__WHAT YOU HAVE TO DO__:
Put the entries from the line containing "x-axis: 0 2" through the line containing "legend-item: nnAttentionUnet - Futrega Dims WT", both ends included, into a Markdown table with a Row column for the number and an Entry column for the line, leaving out any blank lines.
-------- MATERIAL FOR THIS EXERCISE
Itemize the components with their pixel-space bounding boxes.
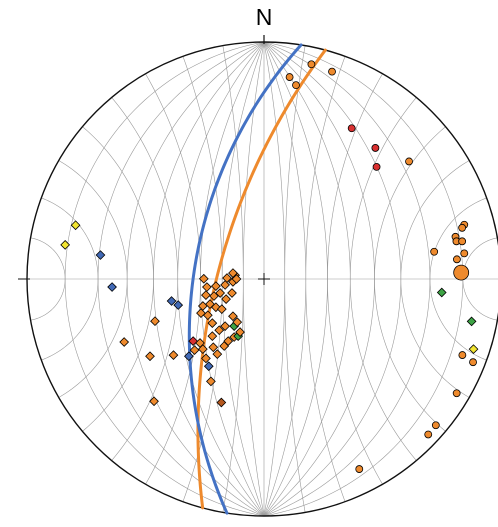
great-circles: [187, 43, 327, 515]
orange-circle-point: [469, 358, 477, 367]
orange-diamond-point: [216, 304, 227, 314]
green-diamond-point: [466, 316, 477, 327]
orange-diamond-point: [220, 321, 230, 332]
orange-diamond-point: [207, 318, 218, 328]
orange-circle-point: [452, 389, 461, 398]
orange-circle-point: [292, 81, 300, 90]
orange-circle-point: [460, 249, 469, 258]
blue-diamond-point: [166, 296, 177, 306]
orange-diamond-point: [119, 337, 130, 347]
orange-great-circle: [196, 48, 327, 510]
blue-great-circle: [187, 43, 303, 515]
orange-diamond-point: [150, 316, 160, 327]
orange-circle-point: [458, 351, 467, 359]
blue-diamond-point: [173, 300, 184, 310]
orange-diamond-point: [201, 290, 211, 300]
orange-circle-point: [453, 255, 461, 264]
orange-circle-point: [458, 223, 467, 232]
orange-diamond-point: [201, 353, 211, 364]
red-circle-point: [372, 162, 381, 171]
orange-diamond-point: [235, 327, 245, 337]
blue-diamond-point: [95, 250, 106, 260]
yellow-diamond-point: [70, 220, 81, 231]
orange-diamond-point: [206, 376, 216, 387]
orange-diamond-point: [202, 282, 212, 292]
orange-diamond-point: [223, 336, 234, 346]
orange-diamond-point: [211, 302, 221, 313]
orange-diamond-point: [168, 350, 179, 360]
orange-diamond-point: [205, 299, 215, 309]
orange-diamond-point: [220, 280, 230, 290]
brown-diamond-point: [216, 397, 227, 408]
orange-diamond-point: [211, 281, 221, 291]
orange-diamond-point: [227, 288, 237, 298]
red-diamond-point: [188, 336, 199, 346]
blue-diamond-point: [107, 282, 117, 292]
center-cross: [258, 273, 270, 285]
orange-circle-point: [430, 247, 439, 256]
orange-diamond-point: [231, 274, 242, 284]
orange-diamond-point: [207, 331, 218, 341]
orange-circle-point: [453, 264, 470, 281]
orange-circle-point: [328, 67, 336, 76]
orange-diamond-point: [208, 342, 219, 353]
orange-diamond-point: [222, 273, 232, 283]
orange-diamond-point: [228, 268, 238, 278]
red-circle-point: [371, 144, 380, 152]
orange-diamond-point: [214, 325, 225, 336]
north-label: N: [256, 4, 273, 30]
orange-circle-point: [355, 465, 364, 473]
orange-circle-point: [458, 237, 467, 246]
green-diamond-point: [436, 287, 447, 298]
red-circle-point: [347, 124, 356, 133]
orange-diamond-point: [189, 345, 200, 355]
orange-diamond-point: [212, 349, 223, 359]
orange-diamond-point: [221, 294, 231, 305]
pole-points: [60, 60, 479, 473]
orange-circle-point: [285, 73, 294, 81]
orange-circle-point: [424, 430, 433, 439]
orange-diamond-point: [215, 288, 226, 298]
orange-diamond-point: [209, 291, 219, 301]
orange-diamond-point: [196, 308, 206, 318]
orange-diamond-point: [232, 317, 243, 327]
yellow-diamond-point: [60, 240, 71, 250]
blue-diamond-point: [184, 351, 194, 362]
orange-diamond-point: [145, 351, 155, 362]
orange-diamond-point: [149, 396, 159, 407]
orange-diamond-point: [228, 311, 238, 322]
orange-diamond-point: [198, 273, 209, 284]
yellow-diamond-point: [468, 344, 479, 355]
orange-circle-point: [431, 421, 440, 430]
blue-diamond-point: [203, 361, 214, 372]
orange-circle-point: [405, 157, 413, 166]
orange-circle-point: [307, 60, 316, 69]
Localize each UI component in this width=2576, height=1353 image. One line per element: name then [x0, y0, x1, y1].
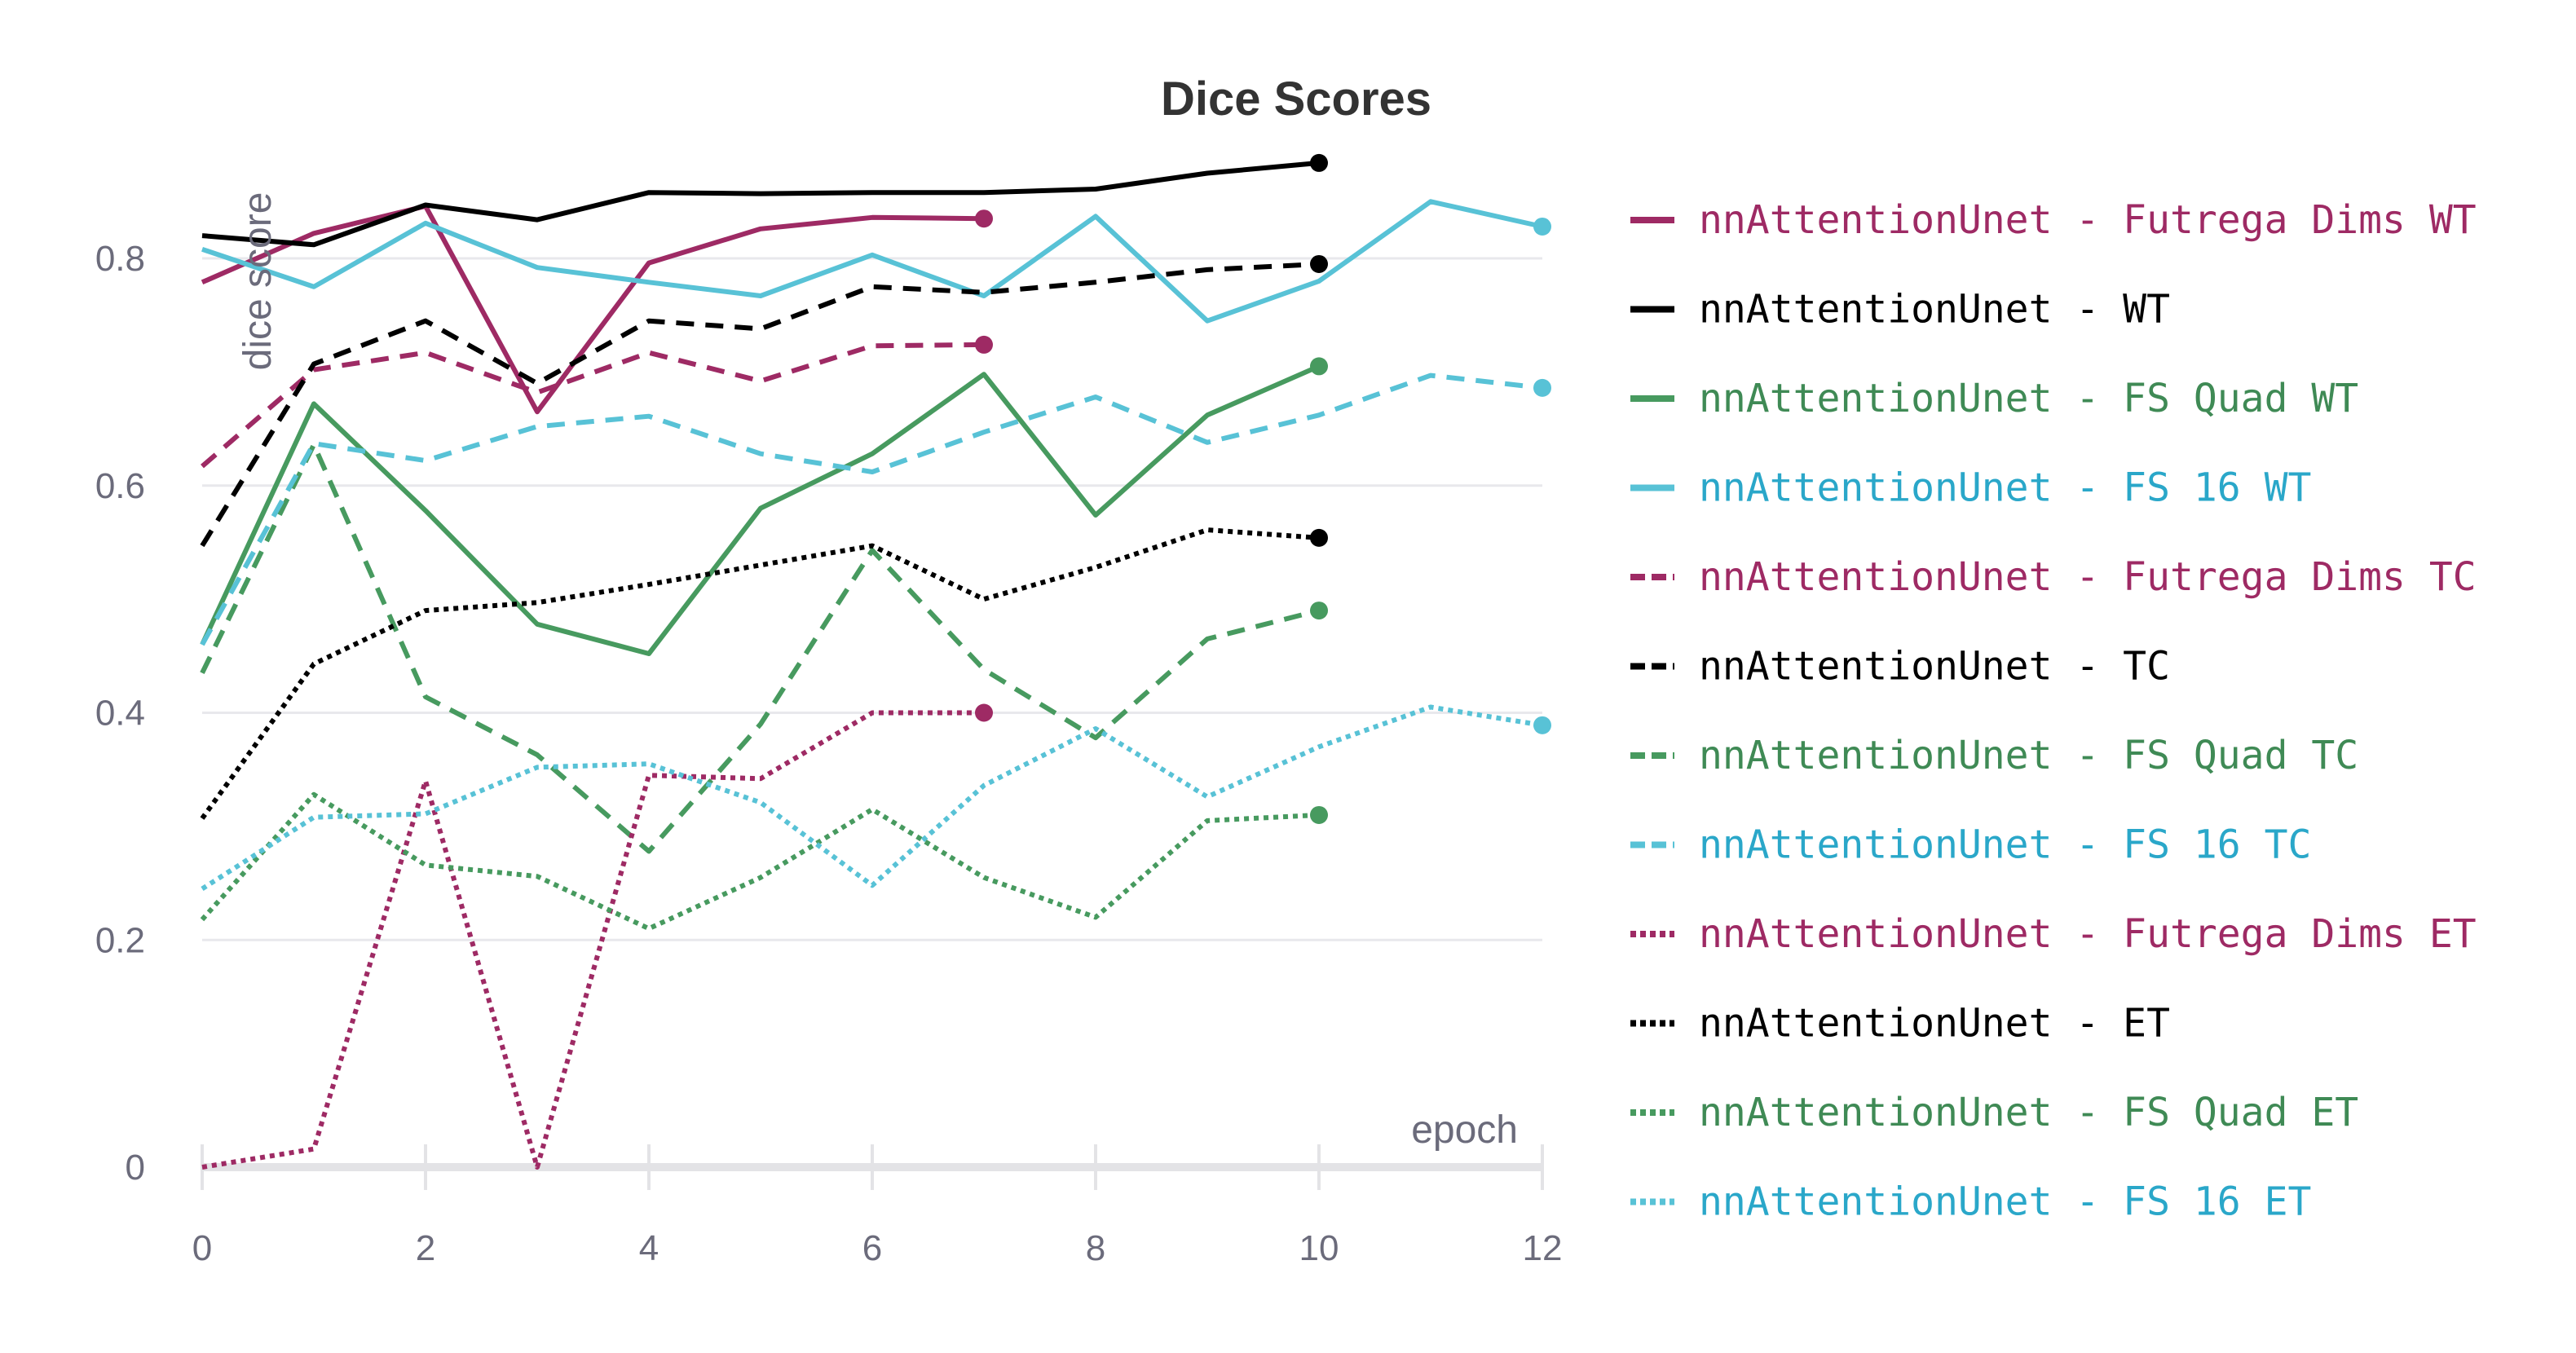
x-axis: 0 2 4 6 8 10 12 — [192, 1144, 1563, 1268]
legend-item: nnAttentionUnet - FS Quad TC — [1630, 733, 2358, 778]
series-4 — [201, 199, 1551, 324]
legend-label: nnAttentionUnet - FS Quad TC — [1699, 733, 2358, 778]
series-end-point — [1310, 254, 1328, 273]
x-tick-label: 4 — [639, 1228, 659, 1268]
x-axis-label: epoch — [1411, 1108, 1518, 1152]
y-tick-label: 0.2 — [95, 920, 145, 960]
legend-item: nnAttentionUnet - WT — [1630, 287, 2170, 333]
legend-item: nnAttentionUnet - FS Quad WT — [1630, 376, 2358, 421]
legend-item: nnAttentionUnet - Futrega Dims WT — [1630, 197, 2477, 243]
grid-lines — [202, 257, 1542, 941]
series-line — [201, 160, 1320, 248]
legend-item: nnAttentionUnet - Futrega Dims ET — [1630, 911, 2477, 957]
series-end-point — [1533, 716, 1551, 734]
legend-item: nnAttentionUnet - Futrega Dims TC — [1630, 554, 2477, 600]
legend-item: nnAttentionUnet - ET — [1630, 1001, 2170, 1047]
series-end-point — [1310, 805, 1328, 824]
series-7 — [200, 442, 1328, 854]
series-line — [201, 710, 984, 1170]
series-1 — [201, 203, 993, 415]
x-tick-label: 12 — [1523, 1228, 1563, 1268]
series-end-point — [975, 335, 993, 354]
series-line — [200, 442, 1320, 854]
series-line — [200, 262, 1320, 548]
y-tick-label: 0.8 — [95, 239, 145, 279]
legend-item: nnAttentionUnet - FS 16 WT — [1630, 465, 2311, 511]
x-tick-label: 8 — [1086, 1228, 1105, 1268]
series-end-point — [1310, 602, 1328, 620]
legend-label: nnAttentionUnet - FS 16 WT — [1699, 465, 2311, 511]
legend-item: nnAttentionUnet - FS 16 TC — [1630, 822, 2311, 868]
legend-item: nnAttentionUnet - FS Quad ET — [1630, 1090, 2358, 1135]
series-end-point — [1310, 528, 1328, 547]
legend-item: nnAttentionUnet - TC — [1630, 644, 2170, 690]
series-line — [201, 704, 1543, 892]
series-3 — [200, 357, 1328, 656]
series-line — [201, 342, 985, 469]
series-line — [200, 372, 1543, 646]
legend-label: nnAttentionUnet - ET — [1699, 1001, 2170, 1047]
legend-label: nnAttentionUnet - WT — [1699, 287, 2170, 333]
series-line — [201, 199, 1543, 324]
series-11 — [200, 791, 1328, 932]
legend-label: nnAttentionUnet - FS 16 ET — [1699, 1179, 2311, 1225]
x-tick-label: 2 — [416, 1228, 435, 1268]
series-9 — [201, 703, 993, 1170]
legend-label: nnAttentionUnet - FS Quad ET — [1699, 1090, 2358, 1135]
series-5 — [201, 335, 993, 469]
series-6 — [200, 254, 1328, 548]
series-end-point — [975, 703, 993, 722]
series-line — [200, 791, 1320, 932]
series-lines — [200, 153, 1551, 1170]
series-line — [201, 203, 985, 415]
y-tick-label: 0 — [126, 1148, 145, 1188]
legend-label: nnAttentionUnet - TC — [1699, 644, 2170, 690]
series-2 — [201, 153, 1328, 248]
legend-label: nnAttentionUnet - FS 16 TC — [1699, 822, 2311, 868]
legend: nnAttentionUnet - Futrega Dims WT nnAtten… — [1630, 197, 2477, 1225]
chart-title: Dice Scores — [1161, 73, 1431, 126]
x-tick-label: 0 — [192, 1228, 212, 1268]
legend-label: nnAttentionUnet - Futrega Dims TC — [1699, 554, 2477, 600]
legend-label: nnAttentionUnet - Futrega Dims WT — [1699, 197, 2477, 243]
series-10 — [200, 527, 1328, 820]
y-tick-label: 0.6 — [95, 466, 145, 506]
y-tick-label: 0.4 — [95, 694, 145, 734]
series-end-point — [1533, 217, 1551, 236]
x-tick-label: 6 — [862, 1228, 882, 1268]
series-end-point — [975, 209, 993, 228]
legend-label: nnAttentionUnet - Futrega Dims ET — [1699, 911, 2477, 957]
legend-label: nnAttentionUnet - FS Quad WT — [1699, 376, 2358, 421]
series-end-point — [1310, 357, 1328, 376]
legend-item: nnAttentionUnet - FS 16 ET — [1630, 1179, 2311, 1225]
series-end-point — [1310, 153, 1328, 172]
y-axis: 0 0.2 0.4 0.6 0.8 — [95, 239, 145, 1188]
series-line — [200, 364, 1321, 656]
series-8 — [200, 372, 1551, 646]
y-axis-label: dice score — [236, 192, 280, 371]
x-tick-label: 10 — [1299, 1228, 1339, 1268]
series-end-point — [1533, 378, 1551, 397]
series-12 — [201, 704, 1551, 892]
----------------
__SOLUTION FOR THIS TASK__:
| Row | Entry |
|---|---|
| 1 | x-axis: 0 2 4 6 8 10 12 — [192, 1144, 1563, 1268] |
| 2 | legend-item: nnAttentionUnet - FS Quad TC — [1630, 733, 2358, 778] |
| 3 | series-4 — [201, 199, 1551, 324] |
| 4 | legend-label: nnAttentionUnet - FS Quad TC — [1699, 733, 2358, 778] |
| 5 | series-end-point — [1310, 254, 1328, 273] |
| 6 | x-tick-label: 4 — [639, 1228, 659, 1268] |
| 7 | x-axis-label: epoch — [1411, 1108, 1518, 1152] |
| 8 | y-tick-label: 0.2 — [95, 920, 145, 960] |
| 9 | legend-item: nnAttentionUnet - WT — [1630, 287, 2170, 333] |
| 10 | legend-item: nnAttentionUnet - FS Quad WT — [1630, 376, 2358, 421] |
| 11 | legend-item: nnAttentionUnet - Futrega Dims WT — [1630, 197, 2477, 243] |